> Exercise tasks:
1: Change "Covid" to "the pandemic" in the passage on charity legacy campaigns, reproducing the text between "Open Doors has" and "get the virus.", inclusive.
2: Write the next part of the article on charity legacy campaigns, picking up after its final sentence.

--- Extracted text Enclosed Below ---

Open Doors has taken a different approach. “We have really redoubled our efforts to broach the subject of legacies with our supporters,” Ms Lofthouse says. “I think people are much more aware of their mortality because of Covid. None of us can be sure we won’t get the virus.
“We are advertising on Facebook for the first time, aiming at people aged 55 and above, and asking them to be the answer to other people’s prayers in the future.” Obviously, she says, the charity will not see the effects of this effort until five or ten years down the line, “because that’s the nature of legacies”.
The charity OneBodyOneFaith has also embarked on a new legacy campaign. “Our gut instinct is that this might be a good time to talk to people about where their money goes after they die,” the executive director, Luke Dowding, says, “but we had been hedging our bets depending on the public mood. It’s a bit of a tricky balance between getting the message out there, and being sensitive to how people are feeling.”
In the past, he says, the charity reminded its membership and supporters about the option of leaving a legacy “once every two to three years, but not with any great consistency”. Having observed secular charities running legacy campaigns, in October OneBodyOneFaith included information in its regular communication to members about “leaving us something in their wills”, and also “started to drip-feed it into social media and our website,” he says.

--- End of Enclosed Extracted text ---
--- Data listing Enclosed Below ---

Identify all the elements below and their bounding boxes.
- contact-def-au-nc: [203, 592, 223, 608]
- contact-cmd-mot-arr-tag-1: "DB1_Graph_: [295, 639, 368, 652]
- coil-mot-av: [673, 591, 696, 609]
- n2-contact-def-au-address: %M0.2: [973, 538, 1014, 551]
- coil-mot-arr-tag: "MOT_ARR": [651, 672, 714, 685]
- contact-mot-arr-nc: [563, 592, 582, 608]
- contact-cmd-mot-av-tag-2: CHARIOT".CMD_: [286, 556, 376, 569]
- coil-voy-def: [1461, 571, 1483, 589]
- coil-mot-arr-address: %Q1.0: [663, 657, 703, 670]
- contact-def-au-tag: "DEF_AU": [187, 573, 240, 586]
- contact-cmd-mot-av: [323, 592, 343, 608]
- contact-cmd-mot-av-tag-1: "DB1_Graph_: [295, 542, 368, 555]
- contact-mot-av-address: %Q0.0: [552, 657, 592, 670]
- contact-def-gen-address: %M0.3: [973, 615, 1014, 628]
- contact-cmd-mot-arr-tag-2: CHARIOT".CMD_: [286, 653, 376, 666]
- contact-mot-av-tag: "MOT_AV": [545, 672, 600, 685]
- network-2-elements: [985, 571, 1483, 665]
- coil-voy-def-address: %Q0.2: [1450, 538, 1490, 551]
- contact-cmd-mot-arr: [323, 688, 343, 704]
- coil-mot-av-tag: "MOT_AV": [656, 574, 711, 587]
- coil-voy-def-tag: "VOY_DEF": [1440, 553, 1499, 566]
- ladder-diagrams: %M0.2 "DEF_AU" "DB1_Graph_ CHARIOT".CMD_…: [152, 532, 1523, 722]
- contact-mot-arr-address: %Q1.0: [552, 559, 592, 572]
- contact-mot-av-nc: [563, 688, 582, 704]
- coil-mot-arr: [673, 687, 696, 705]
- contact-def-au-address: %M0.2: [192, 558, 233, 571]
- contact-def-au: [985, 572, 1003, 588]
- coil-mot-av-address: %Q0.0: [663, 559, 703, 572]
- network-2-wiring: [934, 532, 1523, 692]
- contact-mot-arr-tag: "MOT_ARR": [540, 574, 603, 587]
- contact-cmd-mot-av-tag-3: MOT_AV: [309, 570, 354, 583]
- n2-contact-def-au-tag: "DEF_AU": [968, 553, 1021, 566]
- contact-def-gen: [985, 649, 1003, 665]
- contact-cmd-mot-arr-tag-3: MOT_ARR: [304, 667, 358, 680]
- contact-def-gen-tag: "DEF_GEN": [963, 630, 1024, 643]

--- End of Enclosed Data listing ---

> Response list:
1:
Open Doors has taken a different approach. “We have really redoubled our efforts to broach the subject of legacies with our supporters,” Ms Lofthouse says. “I think people are much more aware of their mortality because of the pandemic. None of us can be sure we won’t get the virus.

2:
“Of course,” Mr Dowding admits, “we might get a load of people saying, ‘Why have you sent this out now? How could you be so callous?’, but, after two weeks, we have yet to have any negative feedback.”
In contrast, St Luke’s for Clergy has decided not to have a legacy drive this year. “It is always difficult talking to people about the end of life,” Miss Appleby says, “and, obviously, a lot of people have been negatively impacted. Many people choose to leave us a legacy of their own accord, anyway, and I think people are noticing a lot more what different charities are doing, and how it impacts their communities.”
Mr Millward, who is currently working as a consultant to the charity Leonard Cheshire after a six-month contract with Christian Aid, believes that the disruption the pandemic has caused presents Christian charities with an opportunity to look differently at the very notion of a legacy.
“I don’t think it’s just about whether we make that ask once a year, or in everything we do. I think it’s about how we engage with our supporters, and show ourselves to be people who will honour the commitment they make, to deliver the impact they want to see in the world.”
Many people are more conscious of their own mortality now, and are anxious to make sure that, if the worst should happen to them, they will be as well prepared as they can be. Mr Millward suggests that charities can offer to help them to write their wills “not as an ask, but as a service, as a way to help people to get their end-of-life admin in order, to reflect on their lives and their values, to face death in a more positive way, and to leave a legacy that will help to shape the future”.
Christian charities, he suggests, already have “a language, a tone, a relationship they can draw on. Legacy giving is about meaning and purpose, connection and community, faith and hope. The reductive approach that we too often take is a disservice.”